## Exercise requirements
- 1) In the passage on selling to Wal-Mart, which issue of Entrepreneur carried Karen Axelton's article?
- 2) Resume the passage on selling to Wal-Mart, writing the section that follows its final heading.

## Extract to read
********

This list doesn’t exhaust all of the common facets of retail buyers. However, it does touch on some of the elements we have learned are important to building a good relationship with potential vendors.

Some Good Advice From Entrepreneur . . .

Karen Axelton’s article, “Scaling the Wal” in the January 1998 issue of Entrepreneur (January 1998, P.133) makes for some good reading. At the end, Karen offers the following advice:

To do business with Wal-Mart, you’ve got to know your product and market intimately. Don’t approach the retail giant unless you can answer the following questions:

  • Where is the future growth in the market going to come from?
  • How will your product or service help position Wal-Mart to take advantage of this growth (gain market share and control costs)?
  • Who is your customer (age, income, median family size, geographical location and population size)?
  • What is the overall size of the market/industry, and who is your competition?
  • What added value does your product or service have over your competition?
  • How will your product or service impact other related products or services in Wal-Mart stores?

This is good advice. Heed it.

The Last Word. . . .

********

## Information shown
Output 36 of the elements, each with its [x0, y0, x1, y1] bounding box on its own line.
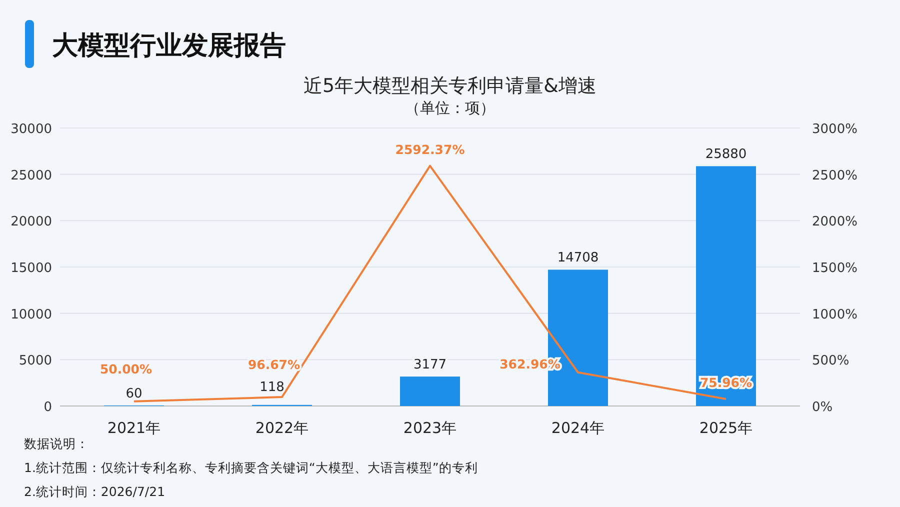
y2-tick-label: 500% — [812, 354, 850, 369]
text: 2.统计时间：2026/7/21 — [24, 484, 166, 499]
y-tick-label: 30000 — [10, 122, 52, 137]
data-label: 96.67% — [248, 357, 300, 372]
data-label: 25880 — [705, 147, 747, 162]
y-tick-label: 25000 — [10, 168, 52, 184]
data-label: 75.96% — [700, 374, 752, 390]
y-tick-label: 15000 — [10, 261, 52, 276]
y2-tick-label: 1500% — [812, 261, 858, 276]
data-label: 2592.37% — [395, 142, 466, 157]
y-tick-label: 20000 — [10, 214, 52, 230]
x-tick-label: 2024年 — [551, 419, 605, 437]
y2-tick-label: 2000% — [812, 214, 858, 230]
x-tick-label: 2022年 — [255, 419, 309, 437]
text: （单位：项） — [405, 99, 495, 117]
y2-tick-label: 0% — [812, 400, 833, 415]
text: 1.统计范围：仅统计专利名称、专利摘要含关键词“大模型、大语言模型”的专利 — [24, 460, 478, 475]
chart-subtitle: 近5年大模型相关专利申请量&增速 — [304, 75, 596, 97]
y-tick-label: 5000 — [18, 354, 52, 369]
data-label: 3177 — [413, 358, 447, 373]
x-tick-label: 2025年 — [699, 419, 753, 437]
y-tick-label: 10000 — [10, 307, 52, 322]
y2-tick-label: 1000% — [812, 307, 858, 322]
text: 数据说明： — [24, 436, 89, 451]
data-label: 14708 — [557, 250, 599, 266]
x-tick-label: 2021年 — [107, 419, 161, 437]
chart-title: 大模型行业发展报告 — [52, 31, 286, 61]
y2-tick-label: 2500% — [812, 168, 858, 184]
x-tick-label: 2023年 — [403, 419, 457, 437]
y2-tick-label: 3000% — [812, 122, 858, 137]
data-label: 50.00% — [100, 361, 152, 376]
bar — [696, 166, 756, 406]
data-label: 60 — [126, 386, 142, 402]
bar — [400, 376, 460, 406]
data-label: 118 — [260, 380, 284, 395]
y-tick-label: 0 — [44, 400, 52, 415]
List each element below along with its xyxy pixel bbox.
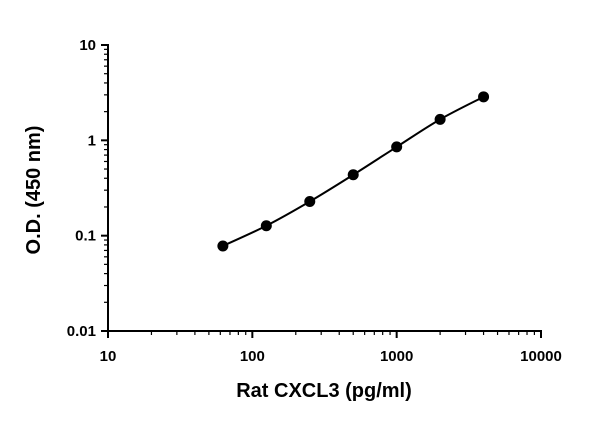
data-point (478, 91, 490, 103)
data-point (217, 240, 229, 252)
x-tick-label: 100 (240, 348, 265, 365)
x-tick-label: 1000 (380, 348, 413, 365)
y-tick-label: 0.01 (67, 323, 96, 340)
data-point (391, 141, 403, 153)
data-point (304, 196, 316, 208)
x-tick-label: 10000 (520, 348, 562, 365)
axis-ticks: 10 100 1000 10000 0.01 0.1 1 10 (67, 37, 562, 365)
x-tick-label: 10 (100, 348, 117, 365)
data-point (434, 113, 446, 125)
x-axis-title: Rat CXCL3 (pg/ml) (236, 380, 412, 402)
y-tick-label: 1 (88, 132, 96, 149)
data-point (260, 220, 272, 232)
y-axis-title: O.D. (450 nm) (23, 126, 45, 255)
y-tick-label: 0.1 (75, 228, 96, 245)
y-tick-label: 10 (79, 37, 96, 54)
axes (107, 44, 542, 332)
data-point (347, 169, 359, 181)
data-points (217, 91, 490, 252)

********

## Answers in order
- 1) The January 1998 issue.

- 2)
If you are not ready to follow through on these suggestions, the chances are pretty good you are not ready to deal with the buyers at sophisticated retail organizations. There is nothing wrong with that. All of us need to improve or learn in a lot of areas of our lives. Your best bet strategy is to target the more informal channels of distribution relevant to your invention/product. As the writer of Proverbs once observed, “Do not despise the things of small beginnings.” (Proverbs). A new firm with one new product typically scares the dickens out of a national level buyer and with good reason. The odds are against such firms. Get your product established. Prove your mettle and develop a market introduction strategy for your invention/new product. Remember, before you will even get a chance to reach the customer, you will have to gain favor with those who act as gatekeepers to the marketplace, the retail buyer. Above all, he or she has a lot of alternatives; and you need the buyer a whole lot more than he or she needs you. For the buyer, there are always other opportunities..

Gerald G. Udell, Ph.D.

Copyright © 2001 by The Innovation Institute.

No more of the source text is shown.